Textauszug:
▶
# Startpfad des Programms ausgeben!



## Steam86 (16. März 2007)

Hi Leute!

ich will in meinem Programm Highscores abspeichern. Allerdings weiß ich nicht wohin ich speichern soll, da das Programm von verschiedenen Orten gestartet werden kann. Mein Info-Lehrer hat gemeint das es in Java eine Möglichkeit geben muss herauszufinden, wo das Programm gestartet wurde und dann kann man dementsprechend dahin speichern.
Weiß einer wie ich den Pfad herauskriegen kann?

MFG

Andreas


----------



## Anime-Otaku (16. März 2007)

Du kannst File Objekte auch mit relativen Pfaden benutzen, das geht dann automatisch von deinem aktuellen Arbeitsverzeichnis aus.
◀
Bereitgestelltes Material:
▶
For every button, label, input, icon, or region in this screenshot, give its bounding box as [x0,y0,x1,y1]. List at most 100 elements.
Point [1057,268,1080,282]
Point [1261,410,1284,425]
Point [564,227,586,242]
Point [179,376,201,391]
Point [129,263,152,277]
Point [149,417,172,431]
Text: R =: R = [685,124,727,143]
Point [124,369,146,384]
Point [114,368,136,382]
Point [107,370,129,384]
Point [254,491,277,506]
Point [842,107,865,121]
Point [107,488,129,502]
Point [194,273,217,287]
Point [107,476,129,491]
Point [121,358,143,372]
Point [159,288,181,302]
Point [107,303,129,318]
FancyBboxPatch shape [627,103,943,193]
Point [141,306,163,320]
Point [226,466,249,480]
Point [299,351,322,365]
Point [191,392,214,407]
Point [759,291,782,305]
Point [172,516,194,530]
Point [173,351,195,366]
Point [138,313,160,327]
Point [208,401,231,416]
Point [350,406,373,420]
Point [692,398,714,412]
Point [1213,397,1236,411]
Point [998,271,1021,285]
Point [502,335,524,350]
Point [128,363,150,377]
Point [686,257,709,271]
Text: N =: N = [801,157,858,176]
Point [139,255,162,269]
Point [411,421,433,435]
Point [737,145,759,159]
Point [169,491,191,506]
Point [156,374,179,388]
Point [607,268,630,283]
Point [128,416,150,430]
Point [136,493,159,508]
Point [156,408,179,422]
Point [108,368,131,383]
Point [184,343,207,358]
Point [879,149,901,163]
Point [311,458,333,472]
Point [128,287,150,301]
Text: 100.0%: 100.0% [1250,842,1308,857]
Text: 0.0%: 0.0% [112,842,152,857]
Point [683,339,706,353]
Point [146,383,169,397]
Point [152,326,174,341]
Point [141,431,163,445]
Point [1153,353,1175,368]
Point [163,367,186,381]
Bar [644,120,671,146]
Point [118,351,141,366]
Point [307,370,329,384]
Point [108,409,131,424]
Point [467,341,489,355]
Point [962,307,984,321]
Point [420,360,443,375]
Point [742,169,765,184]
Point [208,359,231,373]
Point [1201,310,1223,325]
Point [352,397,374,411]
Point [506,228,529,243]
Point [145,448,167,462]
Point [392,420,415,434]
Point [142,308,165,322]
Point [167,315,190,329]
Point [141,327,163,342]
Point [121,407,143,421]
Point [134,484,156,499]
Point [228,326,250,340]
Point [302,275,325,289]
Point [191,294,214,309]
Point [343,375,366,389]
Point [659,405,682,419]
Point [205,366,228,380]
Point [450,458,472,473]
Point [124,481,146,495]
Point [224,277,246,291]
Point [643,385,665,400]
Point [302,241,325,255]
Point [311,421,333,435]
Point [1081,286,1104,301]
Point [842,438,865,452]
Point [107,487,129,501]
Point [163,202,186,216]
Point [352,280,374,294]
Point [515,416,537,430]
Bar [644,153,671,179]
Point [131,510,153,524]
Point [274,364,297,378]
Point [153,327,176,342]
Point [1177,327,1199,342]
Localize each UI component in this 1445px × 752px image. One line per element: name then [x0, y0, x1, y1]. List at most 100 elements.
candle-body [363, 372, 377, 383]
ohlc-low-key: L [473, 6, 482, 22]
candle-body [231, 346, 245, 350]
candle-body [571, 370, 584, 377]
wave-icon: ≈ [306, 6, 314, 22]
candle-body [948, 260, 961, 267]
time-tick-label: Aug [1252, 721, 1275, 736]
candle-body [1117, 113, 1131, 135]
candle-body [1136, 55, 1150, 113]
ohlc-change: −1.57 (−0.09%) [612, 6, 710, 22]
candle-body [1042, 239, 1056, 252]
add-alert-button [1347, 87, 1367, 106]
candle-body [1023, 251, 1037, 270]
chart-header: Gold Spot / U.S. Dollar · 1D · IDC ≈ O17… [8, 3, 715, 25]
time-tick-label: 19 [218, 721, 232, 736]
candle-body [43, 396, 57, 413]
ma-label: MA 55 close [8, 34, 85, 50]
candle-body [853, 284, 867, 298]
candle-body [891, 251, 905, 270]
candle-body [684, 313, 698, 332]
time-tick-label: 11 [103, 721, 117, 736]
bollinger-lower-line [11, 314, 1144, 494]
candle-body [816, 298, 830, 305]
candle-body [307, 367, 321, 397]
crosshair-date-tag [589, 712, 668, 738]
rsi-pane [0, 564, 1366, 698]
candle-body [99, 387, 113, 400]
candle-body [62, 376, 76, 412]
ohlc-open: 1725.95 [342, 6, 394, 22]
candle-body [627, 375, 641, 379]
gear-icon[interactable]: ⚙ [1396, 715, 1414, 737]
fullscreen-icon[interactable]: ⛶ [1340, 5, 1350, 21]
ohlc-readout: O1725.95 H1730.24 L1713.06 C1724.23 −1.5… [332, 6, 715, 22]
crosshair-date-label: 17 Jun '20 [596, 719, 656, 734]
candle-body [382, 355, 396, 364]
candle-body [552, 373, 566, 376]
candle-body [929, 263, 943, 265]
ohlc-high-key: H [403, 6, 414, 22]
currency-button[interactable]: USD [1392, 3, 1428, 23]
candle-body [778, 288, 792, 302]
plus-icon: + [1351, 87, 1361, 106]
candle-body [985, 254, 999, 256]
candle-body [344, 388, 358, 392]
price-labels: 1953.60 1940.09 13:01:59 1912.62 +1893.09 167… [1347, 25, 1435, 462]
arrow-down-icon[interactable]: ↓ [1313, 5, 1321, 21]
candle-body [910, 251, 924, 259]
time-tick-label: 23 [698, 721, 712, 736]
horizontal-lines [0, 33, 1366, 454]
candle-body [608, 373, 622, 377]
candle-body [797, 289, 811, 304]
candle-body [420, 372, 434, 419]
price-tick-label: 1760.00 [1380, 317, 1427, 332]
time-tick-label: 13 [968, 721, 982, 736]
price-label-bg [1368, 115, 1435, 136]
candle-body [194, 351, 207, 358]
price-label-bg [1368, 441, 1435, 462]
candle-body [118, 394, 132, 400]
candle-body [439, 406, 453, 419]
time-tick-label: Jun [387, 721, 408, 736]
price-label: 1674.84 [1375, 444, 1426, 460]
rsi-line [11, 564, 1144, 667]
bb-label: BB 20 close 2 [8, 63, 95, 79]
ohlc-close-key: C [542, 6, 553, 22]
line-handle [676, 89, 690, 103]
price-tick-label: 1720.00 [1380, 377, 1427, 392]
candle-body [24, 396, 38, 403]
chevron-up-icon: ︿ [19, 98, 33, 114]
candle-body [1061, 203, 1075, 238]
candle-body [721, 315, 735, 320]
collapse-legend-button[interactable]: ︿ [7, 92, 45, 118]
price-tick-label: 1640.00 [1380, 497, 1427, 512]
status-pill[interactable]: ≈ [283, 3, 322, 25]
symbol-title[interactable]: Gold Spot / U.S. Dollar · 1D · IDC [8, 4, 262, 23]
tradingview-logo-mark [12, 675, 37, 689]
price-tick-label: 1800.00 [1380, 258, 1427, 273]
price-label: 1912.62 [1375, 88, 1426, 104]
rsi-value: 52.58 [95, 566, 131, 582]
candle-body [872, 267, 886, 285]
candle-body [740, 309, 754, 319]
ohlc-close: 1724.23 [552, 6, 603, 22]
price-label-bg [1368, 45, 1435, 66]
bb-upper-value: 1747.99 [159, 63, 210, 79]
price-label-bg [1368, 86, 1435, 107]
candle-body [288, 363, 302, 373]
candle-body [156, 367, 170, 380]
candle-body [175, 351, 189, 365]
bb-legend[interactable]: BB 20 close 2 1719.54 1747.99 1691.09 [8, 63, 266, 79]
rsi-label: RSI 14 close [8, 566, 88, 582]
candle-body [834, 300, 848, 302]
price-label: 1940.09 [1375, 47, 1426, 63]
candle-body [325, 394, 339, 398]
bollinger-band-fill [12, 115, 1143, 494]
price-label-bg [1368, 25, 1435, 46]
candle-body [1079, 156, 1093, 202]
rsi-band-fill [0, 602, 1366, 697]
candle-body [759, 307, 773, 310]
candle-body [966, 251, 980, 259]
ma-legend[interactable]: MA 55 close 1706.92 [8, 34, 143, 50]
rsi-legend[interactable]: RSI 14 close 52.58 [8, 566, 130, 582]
◀
Deine Aufgabe:
Schreibe den Textauszug über den Startpfad eines Programms vollständig und wortgetreu ab. Die Datensätze spielen hierfür keine Rolle.

Ergebnis der Übung:
# Startpfad des Programms ausgeben!



## Steam86 (16. März 2007)

Hi Leute!

ich will in meinem Programm Highscores abspeichern. Allerdings weiß ich nicht wohin ich speichern soll, da das Programm von verschiedenen Orten gestartet werden kann. Mein Info-Lehrer hat gemeint das es in Java eine Möglichkeit geben muss herauszufinden, wo das Programm gestartet wurde und dann kann man dementsprechend dahin speichern.
Weiß einer wie ich den Pfad herauskriegen kann?

MFG

Andreas


----------



## Anime-Otaku (16. März 2007)

Du kannst File Objekte auch mit relativen Pfaden benutzen, das geht dann automatisch von deinem aktuellen Arbeitsverzeichnis aus.